[START OF Extracted material]

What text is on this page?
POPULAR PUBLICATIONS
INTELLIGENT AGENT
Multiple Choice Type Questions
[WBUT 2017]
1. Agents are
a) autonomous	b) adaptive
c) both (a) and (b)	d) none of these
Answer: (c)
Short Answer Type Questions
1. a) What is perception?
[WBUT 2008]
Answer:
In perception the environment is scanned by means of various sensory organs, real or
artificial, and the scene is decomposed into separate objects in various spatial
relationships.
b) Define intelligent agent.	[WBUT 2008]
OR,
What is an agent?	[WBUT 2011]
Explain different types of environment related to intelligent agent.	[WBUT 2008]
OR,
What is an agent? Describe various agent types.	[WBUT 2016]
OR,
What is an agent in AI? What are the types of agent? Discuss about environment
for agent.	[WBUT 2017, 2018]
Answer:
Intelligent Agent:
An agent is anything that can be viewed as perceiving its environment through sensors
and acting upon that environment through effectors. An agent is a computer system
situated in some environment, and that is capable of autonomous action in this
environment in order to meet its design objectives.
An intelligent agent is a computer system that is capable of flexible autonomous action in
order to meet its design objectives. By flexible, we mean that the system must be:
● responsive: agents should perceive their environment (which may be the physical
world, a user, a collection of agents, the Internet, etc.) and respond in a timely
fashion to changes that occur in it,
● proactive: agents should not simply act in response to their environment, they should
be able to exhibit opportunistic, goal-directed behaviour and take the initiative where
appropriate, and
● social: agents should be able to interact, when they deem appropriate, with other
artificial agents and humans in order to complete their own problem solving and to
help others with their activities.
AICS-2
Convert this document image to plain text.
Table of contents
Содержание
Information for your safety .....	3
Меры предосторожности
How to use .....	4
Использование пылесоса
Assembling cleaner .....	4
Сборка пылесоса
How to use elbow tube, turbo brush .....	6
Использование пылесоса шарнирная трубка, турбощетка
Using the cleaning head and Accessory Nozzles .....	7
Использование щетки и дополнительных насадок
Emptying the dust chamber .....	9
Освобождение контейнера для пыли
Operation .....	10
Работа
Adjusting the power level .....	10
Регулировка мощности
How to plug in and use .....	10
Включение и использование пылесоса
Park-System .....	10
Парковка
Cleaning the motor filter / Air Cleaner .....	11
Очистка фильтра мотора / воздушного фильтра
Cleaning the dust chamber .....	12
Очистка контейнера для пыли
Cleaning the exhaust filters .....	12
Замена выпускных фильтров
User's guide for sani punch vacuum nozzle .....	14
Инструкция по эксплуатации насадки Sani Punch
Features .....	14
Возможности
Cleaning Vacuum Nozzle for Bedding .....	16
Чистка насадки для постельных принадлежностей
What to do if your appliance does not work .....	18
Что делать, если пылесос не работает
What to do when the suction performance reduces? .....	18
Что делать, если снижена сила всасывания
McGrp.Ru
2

[END OF Extracted material]

• _Work to complete_
Single out each line of the records above with the string "flexible" in it, and copy it.

• _Full solution_
An intelligent agent is a computer system that is capable of flexible autonomous action in
order to meet its design objectives. By flexible, we mean that the system must be:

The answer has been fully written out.